What you need to do:
Go through the listing below and gather every line with the word "クオラリハビリテーション病院あいら".
-- Start Provided records --
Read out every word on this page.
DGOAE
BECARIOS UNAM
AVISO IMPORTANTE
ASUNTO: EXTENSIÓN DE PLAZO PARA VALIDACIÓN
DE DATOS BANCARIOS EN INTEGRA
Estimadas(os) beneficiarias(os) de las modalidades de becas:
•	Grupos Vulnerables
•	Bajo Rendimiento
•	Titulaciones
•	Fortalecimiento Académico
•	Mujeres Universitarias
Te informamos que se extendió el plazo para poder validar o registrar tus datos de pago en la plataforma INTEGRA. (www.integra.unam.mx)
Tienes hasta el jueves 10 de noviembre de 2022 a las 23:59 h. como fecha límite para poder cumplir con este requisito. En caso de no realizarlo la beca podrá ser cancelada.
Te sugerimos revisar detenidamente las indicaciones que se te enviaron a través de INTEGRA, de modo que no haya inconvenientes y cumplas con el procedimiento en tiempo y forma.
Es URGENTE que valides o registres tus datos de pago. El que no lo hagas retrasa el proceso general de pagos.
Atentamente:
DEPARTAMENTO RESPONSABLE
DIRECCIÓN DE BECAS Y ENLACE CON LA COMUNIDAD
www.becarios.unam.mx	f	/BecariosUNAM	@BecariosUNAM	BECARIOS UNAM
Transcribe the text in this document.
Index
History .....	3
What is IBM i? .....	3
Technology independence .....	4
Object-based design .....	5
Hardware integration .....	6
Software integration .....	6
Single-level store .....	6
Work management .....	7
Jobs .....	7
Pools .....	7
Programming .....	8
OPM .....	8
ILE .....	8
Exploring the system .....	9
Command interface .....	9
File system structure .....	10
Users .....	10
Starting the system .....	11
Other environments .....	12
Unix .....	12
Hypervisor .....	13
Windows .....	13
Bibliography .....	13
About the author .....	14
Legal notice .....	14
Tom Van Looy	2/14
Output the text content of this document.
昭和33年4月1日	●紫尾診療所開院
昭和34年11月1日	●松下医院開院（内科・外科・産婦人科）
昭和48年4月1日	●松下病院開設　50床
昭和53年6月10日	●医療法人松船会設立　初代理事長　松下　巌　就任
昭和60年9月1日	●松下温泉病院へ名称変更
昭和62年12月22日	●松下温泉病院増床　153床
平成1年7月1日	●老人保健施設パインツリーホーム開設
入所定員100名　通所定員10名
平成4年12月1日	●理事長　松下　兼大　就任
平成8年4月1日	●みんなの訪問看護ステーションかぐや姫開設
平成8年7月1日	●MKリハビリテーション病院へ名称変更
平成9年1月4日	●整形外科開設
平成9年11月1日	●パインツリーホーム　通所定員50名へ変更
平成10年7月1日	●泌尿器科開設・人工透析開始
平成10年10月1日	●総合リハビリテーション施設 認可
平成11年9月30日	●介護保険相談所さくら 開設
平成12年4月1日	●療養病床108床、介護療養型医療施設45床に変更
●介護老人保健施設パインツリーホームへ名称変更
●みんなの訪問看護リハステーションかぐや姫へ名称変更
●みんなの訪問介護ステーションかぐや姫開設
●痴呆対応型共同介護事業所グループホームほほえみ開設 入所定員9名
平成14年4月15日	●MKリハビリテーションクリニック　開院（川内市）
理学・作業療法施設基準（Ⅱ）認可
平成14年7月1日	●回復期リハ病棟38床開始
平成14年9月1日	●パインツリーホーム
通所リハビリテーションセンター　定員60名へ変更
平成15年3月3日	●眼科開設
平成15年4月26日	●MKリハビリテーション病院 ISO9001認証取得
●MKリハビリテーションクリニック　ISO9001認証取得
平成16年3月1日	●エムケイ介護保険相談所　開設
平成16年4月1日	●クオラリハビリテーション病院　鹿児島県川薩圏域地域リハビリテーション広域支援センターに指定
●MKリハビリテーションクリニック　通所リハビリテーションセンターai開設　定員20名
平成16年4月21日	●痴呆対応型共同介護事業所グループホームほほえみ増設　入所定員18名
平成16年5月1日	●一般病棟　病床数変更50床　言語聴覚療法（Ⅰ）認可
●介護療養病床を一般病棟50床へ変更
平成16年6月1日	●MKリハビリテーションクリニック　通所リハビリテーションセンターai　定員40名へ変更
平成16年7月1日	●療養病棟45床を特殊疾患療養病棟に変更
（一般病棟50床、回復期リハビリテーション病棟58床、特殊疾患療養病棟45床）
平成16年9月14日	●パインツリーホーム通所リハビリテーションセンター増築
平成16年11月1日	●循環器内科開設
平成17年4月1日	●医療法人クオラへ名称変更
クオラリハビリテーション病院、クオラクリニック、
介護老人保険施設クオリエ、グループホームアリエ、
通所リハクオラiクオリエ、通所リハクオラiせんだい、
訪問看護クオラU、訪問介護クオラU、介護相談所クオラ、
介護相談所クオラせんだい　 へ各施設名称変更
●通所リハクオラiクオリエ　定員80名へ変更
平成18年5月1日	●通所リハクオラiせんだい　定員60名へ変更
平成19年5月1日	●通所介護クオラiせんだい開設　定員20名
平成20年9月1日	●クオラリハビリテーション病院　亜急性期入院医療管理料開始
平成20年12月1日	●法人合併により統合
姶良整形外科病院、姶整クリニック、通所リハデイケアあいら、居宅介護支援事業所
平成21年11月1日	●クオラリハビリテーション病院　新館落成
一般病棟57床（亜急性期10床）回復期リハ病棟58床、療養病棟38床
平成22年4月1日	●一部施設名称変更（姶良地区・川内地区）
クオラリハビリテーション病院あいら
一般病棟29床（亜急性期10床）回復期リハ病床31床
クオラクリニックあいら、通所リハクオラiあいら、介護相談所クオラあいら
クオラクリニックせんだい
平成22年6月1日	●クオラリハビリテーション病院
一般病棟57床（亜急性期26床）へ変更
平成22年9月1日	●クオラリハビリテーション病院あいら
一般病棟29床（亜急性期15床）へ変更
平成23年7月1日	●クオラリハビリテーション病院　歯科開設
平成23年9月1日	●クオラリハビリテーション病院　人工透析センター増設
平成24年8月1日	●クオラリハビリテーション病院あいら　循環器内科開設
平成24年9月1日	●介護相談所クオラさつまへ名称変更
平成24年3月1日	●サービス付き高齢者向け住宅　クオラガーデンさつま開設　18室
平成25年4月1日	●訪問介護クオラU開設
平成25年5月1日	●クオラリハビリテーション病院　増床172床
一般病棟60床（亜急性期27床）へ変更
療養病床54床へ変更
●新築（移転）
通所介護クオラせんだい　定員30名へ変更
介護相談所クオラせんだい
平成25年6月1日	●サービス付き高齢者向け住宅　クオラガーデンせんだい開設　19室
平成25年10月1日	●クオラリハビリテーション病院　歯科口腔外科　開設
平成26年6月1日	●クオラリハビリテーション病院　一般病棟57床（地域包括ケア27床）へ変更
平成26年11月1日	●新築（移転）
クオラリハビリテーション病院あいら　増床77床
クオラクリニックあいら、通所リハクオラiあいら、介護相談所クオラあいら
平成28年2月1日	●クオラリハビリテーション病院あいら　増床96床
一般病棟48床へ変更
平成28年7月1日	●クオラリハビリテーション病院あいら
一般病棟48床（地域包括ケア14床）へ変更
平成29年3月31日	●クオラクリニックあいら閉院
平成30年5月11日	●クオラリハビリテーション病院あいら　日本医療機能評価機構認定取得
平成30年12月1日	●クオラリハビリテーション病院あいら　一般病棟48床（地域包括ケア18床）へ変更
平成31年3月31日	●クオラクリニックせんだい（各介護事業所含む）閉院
-- End Provided records --
Problem solution:
クオラリハビリテーション病院あいら
平成22年9月1日	●クオラリハビリテーション病院あいら
平成24年8月1日	●クオラリハビリテーション病院あいら　循環器内科開設
クオラリハビリテーション病院あいら　増床77床
平成28年2月1日	●クオラリハビリテーション病院あいら　増床96床
平成28年7月1日	●クオラリハビリテーション病院あいら
平成30年5月11日	●クオラリハビリテーション病院あいら　日本医療機能評価機構認定取得
平成30年12月1日	●クオラリハビリテーション病院あいら　一般病棟48床（地域包括ケア18床）へ変更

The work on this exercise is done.